Exercise objective: Please find all lines in the data that hold the string "biogaz" and copy them.

(Excerpts from a figure dataset)

** begin **

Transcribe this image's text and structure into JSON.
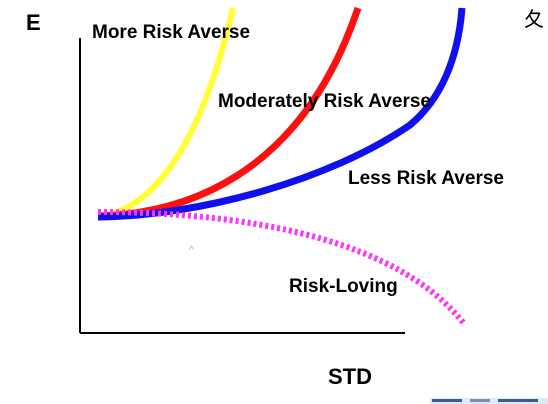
{
  "axes": {
    "y_label": "E",
    "x_label": "STD",
    "color": "#000000"
  },
  "curves": [
    {
      "key": "more",
      "label": "More Risk Averse",
      "color": "#ffff33",
      "style": "solid"
    },
    {
      "key": "moderate",
      "label": "Moderately Risk  Averse",
      "color": "#ff1010",
      "style": "solid"
    },
    {
      "key": "less",
      "label": "Less Risk Averse",
      "color": "#1010ee",
      "style": "solid"
    },
    {
      "key": "loving",
      "label": "Risk-Loving",
      "color": "#ff33ff",
      "style": "dotted"
    }
  ],
  "corner_glyph": "夂",
  "small_mark": "^"
}
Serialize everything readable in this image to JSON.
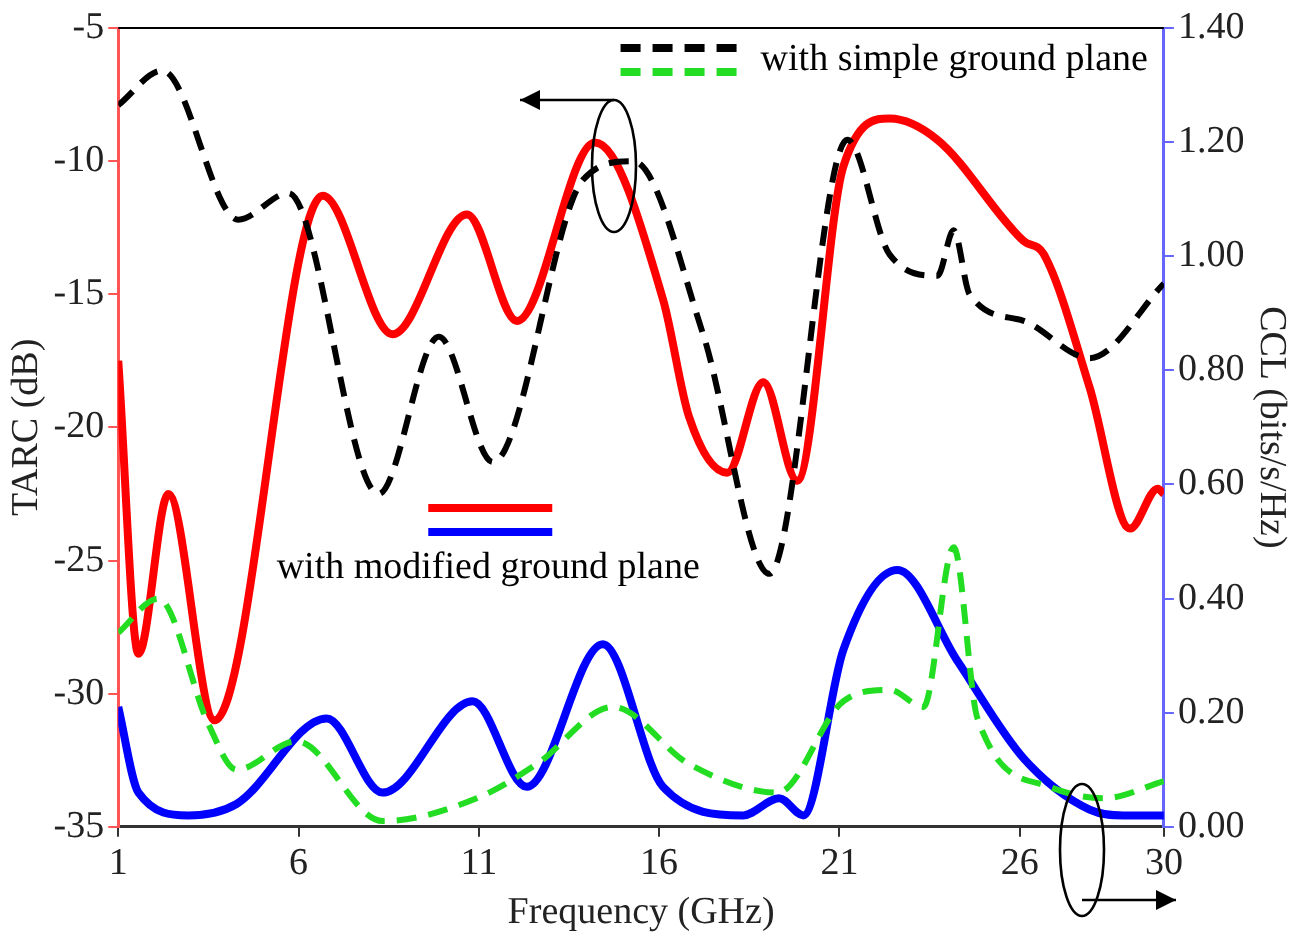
{
  "chart_data": {
    "type": "line",
    "xlabel": "Frequency (GHz)",
    "ylabel": "TARC (dB)",
    "y2label": "CCL (bits/s/Hz)",
    "xlim": [
      1,
      30
    ],
    "xticks": [
      1,
      6,
      11,
      16,
      21,
      26,
      30
    ],
    "ylim": [
      -35,
      -5
    ],
    "yticks": [
      -35,
      -30,
      -25,
      -20,
      -15,
      -10,
      -5
    ],
    "y2lim": [
      0,
      1.4
    ],
    "y2ticks": [
      {
        "value": 0,
        "label": "0.00"
      },
      {
        "value": 0.2,
        "label": "0.20"
      },
      {
        "value": 0.4,
        "label": "0.40"
      },
      {
        "value": 0.6,
        "label": "0.60"
      },
      {
        "value": 0.8,
        "label": "0.80"
      },
      {
        "value": 1,
        "label": "1.00"
      },
      {
        "value": 1.2,
        "label": "1.20"
      },
      {
        "value": 1.4,
        "label": "1.40"
      }
    ],
    "grid": false,
    "legend": "top right",
    "marker": "none",
    "series": [
      {
        "name": "with simple ground plane",
        "color": "#000000",
        "line_style": "dashed",
        "x": [
          1,
          2.22,
          4.33,
          5.72,
          8.22,
          9.89,
          11.39,
          13.89,
          15.28,
          17.22,
          19.06,
          21.22,
          22.39,
          23.72,
          24.17,
          24.61,
          26.11,
          27.94,
          30
        ],
        "values": [
          -7.9,
          -6.6,
          -12.2,
          -11.2,
          -22.5,
          -16.6,
          -21.3,
          -10.7,
          -10.0,
          -16.5,
          -25.5,
          -9.2,
          -13.5,
          -14.3,
          -12.6,
          -15.0,
          -16.0,
          -17.4,
          -14.6
        ]
      },
      {
        "color": "#22dd22",
        "line_style": "dashed",
        "axis": "y2",
        "x": [
          1,
          2.11,
          3.5,
          4.28,
          5.94,
          8.33,
          10.94,
          12.61,
          14.72,
          16.83,
          19.28,
          21.11,
          22.39,
          23.33,
          24.17,
          24.83,
          26.83,
          28.33,
          30
        ],
        "values": [
          0.34,
          0.4,
          0.18,
          0.1,
          0.15,
          0.01,
          0.05,
          0.11,
          0.21,
          0.11,
          0.06,
          0.22,
          0.24,
          0.21,
          0.49,
          0.19,
          0.07,
          0.05,
          0.08
        ]
      },
      {
        "name": "with modified ground plane",
        "color": "#ff0000",
        "line_style": "solid",
        "x": [
          1,
          1.56,
          2.39,
          3.67,
          6.67,
          8.61,
          10.67,
          12.06,
          14.22,
          16.11,
          16.83,
          17.89,
          18.89,
          19.83,
          21.11,
          22.39,
          23.72,
          26.11,
          26.67,
          27.94,
          29.06,
          29.83,
          30
        ],
        "values": [
          -17.5,
          -28.5,
          -22.5,
          -31.0,
          -11.3,
          -16.5,
          -12.0,
          -16.0,
          -9.3,
          -15.2,
          -19.6,
          -21.7,
          -18.3,
          -22.0,
          -10.2,
          -8.4,
          -9.2,
          -13.0,
          -13.5,
          -18.5,
          -23.8,
          -22.3,
          -22.5
        ]
      },
      {
        "color": "#0000ff",
        "line_style": "solid",
        "axis": "y2",
        "x": [
          1,
          1.56,
          2.94,
          4.28,
          6.78,
          8.33,
          10.83,
          12.33,
          14.44,
          16.11,
          18.33,
          19.33,
          20,
          21.11,
          22.61,
          24.28,
          26.11,
          27.94,
          28.89,
          30
        ],
        "values": [
          0.21,
          0.06,
          0.02,
          0.04,
          0.19,
          0.06,
          0.22,
          0.07,
          0.32,
          0.07,
          0.02,
          0.05,
          0.02,
          0.31,
          0.45,
          0.29,
          0.12,
          0.03,
          0.02,
          0.02
        ]
      }
    ]
  }
}
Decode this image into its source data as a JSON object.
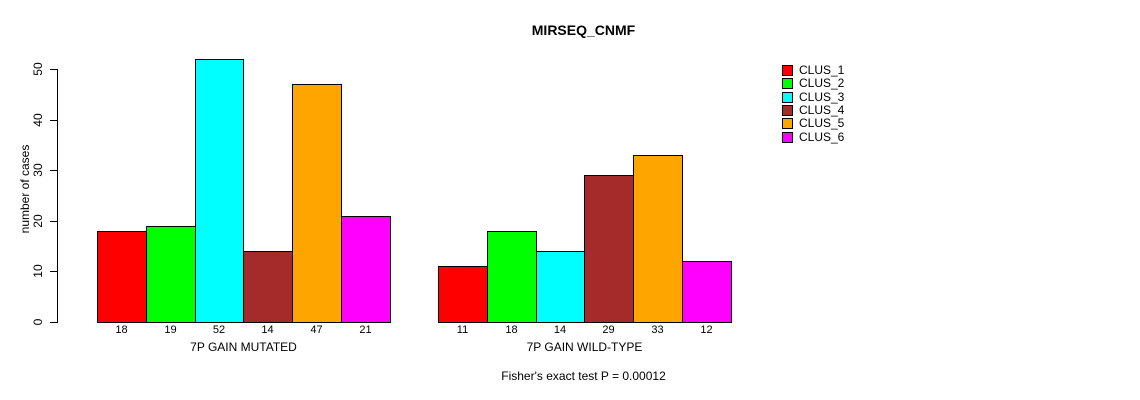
{
  "chart_data": {
    "type": "bar",
    "title": "MIRSEQ_CNMF",
    "ylabel": "number of cases",
    "xlabel": "",
    "ylim": [
      0,
      55
    ],
    "yticks": [
      0,
      10,
      20,
      30,
      40,
      50
    ],
    "grid": false,
    "legend_position": "right",
    "series": [
      {
        "name": "CLUS_1",
        "color": "#ff0000"
      },
      {
        "name": "CLUS_2",
        "color": "#00ff00"
      },
      {
        "name": "CLUS_3",
        "color": "#00ffff"
      },
      {
        "name": "CLUS_4",
        "color": "#a52a2a"
      },
      {
        "name": "CLUS_5",
        "color": "#ffa500"
      },
      {
        "name": "CLUS_6",
        "color": "#ff00ff"
      }
    ],
    "groups": [
      {
        "label": "7P GAIN MUTATED",
        "values": [
          18,
          19,
          52,
          14,
          47,
          21
        ]
      },
      {
        "label": "7P GAIN WILD-TYPE",
        "values": [
          11,
          18,
          14,
          29,
          33,
          12
        ]
      }
    ],
    "annotation": "Fisher's exact test P = 0.00012",
    "axis_color": "#000000",
    "background_color": "#ffffff"
  }
}
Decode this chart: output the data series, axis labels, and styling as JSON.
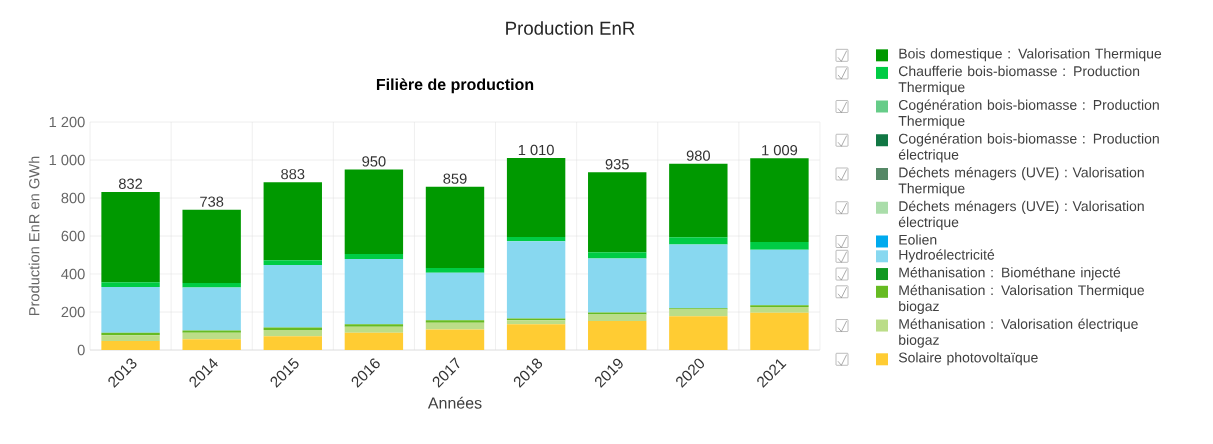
{
  "chart_data": {
    "type": "bar",
    "title": "Production EnR",
    "subtitle": "Filière de production",
    "xlabel": "Années",
    "ylabel": "Production EnR en GWh",
    "categories": [
      "2013",
      "2014",
      "2015",
      "2016",
      "2017",
      "2018",
      "2019",
      "2020",
      "2021"
    ],
    "stacked": true,
    "series": [
      {
        "name": "Solaire photovoltaïque",
        "color": "#ffcc33",
        "values": [
          47,
          56,
          73,
          91,
          108,
          135,
          152,
          178,
          196
        ]
      },
      {
        "name": "Méthanisation : Valorisation électrique biogaz",
        "color": "#bbdd88",
        "values": [
          30,
          35,
          32,
          31,
          35,
          21,
          35,
          35,
          30
        ]
      },
      {
        "name": "Méthanisation : Valorisation Thermique biogaz",
        "color": "#66bb22",
        "values": [
          14,
          12,
          14,
          13,
          13,
          10,
          11,
          7,
          10
        ]
      },
      {
        "name": "Méthanisation : Biométhane injecté",
        "color": "#119922",
        "values": [
          0,
          0,
          0,
          0,
          0,
          0,
          0,
          0,
          0
        ]
      },
      {
        "name": "Hydroélectricité",
        "color": "#88d8f0",
        "values": [
          241,
          226,
          329,
          344,
          250,
          406,
          283,
          335,
          292
        ]
      },
      {
        "name": "Eolien",
        "color": "#00aaee",
        "values": [
          0,
          0,
          0,
          0,
          0,
          0,
          0,
          0,
          0
        ]
      },
      {
        "name": "Déchets ménagers (UVE) : Valorisation électrique",
        "color": "#aaddaa",
        "values": [
          0,
          0,
          0,
          0,
          0,
          0,
          0,
          0,
          0
        ]
      },
      {
        "name": "Déchets ménagers (UVE) : Valorisation Thermique",
        "color": "#558866",
        "values": [
          0,
          0,
          0,
          0,
          0,
          0,
          0,
          0,
          0
        ]
      },
      {
        "name": "Cogénération bois-biomasse : Production électrique",
        "color": "#117744",
        "values": [
          0,
          0,
          0,
          0,
          0,
          0,
          0,
          0,
          0
        ]
      },
      {
        "name": "Cogénération bois-biomasse : Production Thermique",
        "color": "#66cc88",
        "values": [
          0,
          0,
          0,
          0,
          0,
          0,
          0,
          0,
          0
        ]
      },
      {
        "name": "Chaufferie bois-biomasse : Production Thermique",
        "color": "#00cc44",
        "values": [
          25,
          24,
          24,
          26,
          26,
          23,
          33,
          38,
          41
        ]
      },
      {
        "name": "Bois domestique : Valorisation Thermique",
        "color": "#009900",
        "values": [
          475,
          385,
          411,
          445,
          427,
          415,
          421,
          387,
          440
        ]
      }
    ],
    "totals": [
      "832",
      "738",
      "883",
      "950",
      "859",
      "1 010",
      "935",
      "980",
      "1 009"
    ],
    "ylim": [
      0,
      1200
    ],
    "yticks": [
      0,
      200,
      400,
      600,
      800,
      {
        "value": 1000,
        "label": "1 000"
      },
      {
        "value": 1200,
        "label": "1 200"
      }
    ],
    "grid": true,
    "legend": "right"
  }
}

** end **

Expected answer:
        "name": "Méthanisation : Valorisation électrique biogaz",
        "name": "Méthanisation : Valorisation Thermique biogaz",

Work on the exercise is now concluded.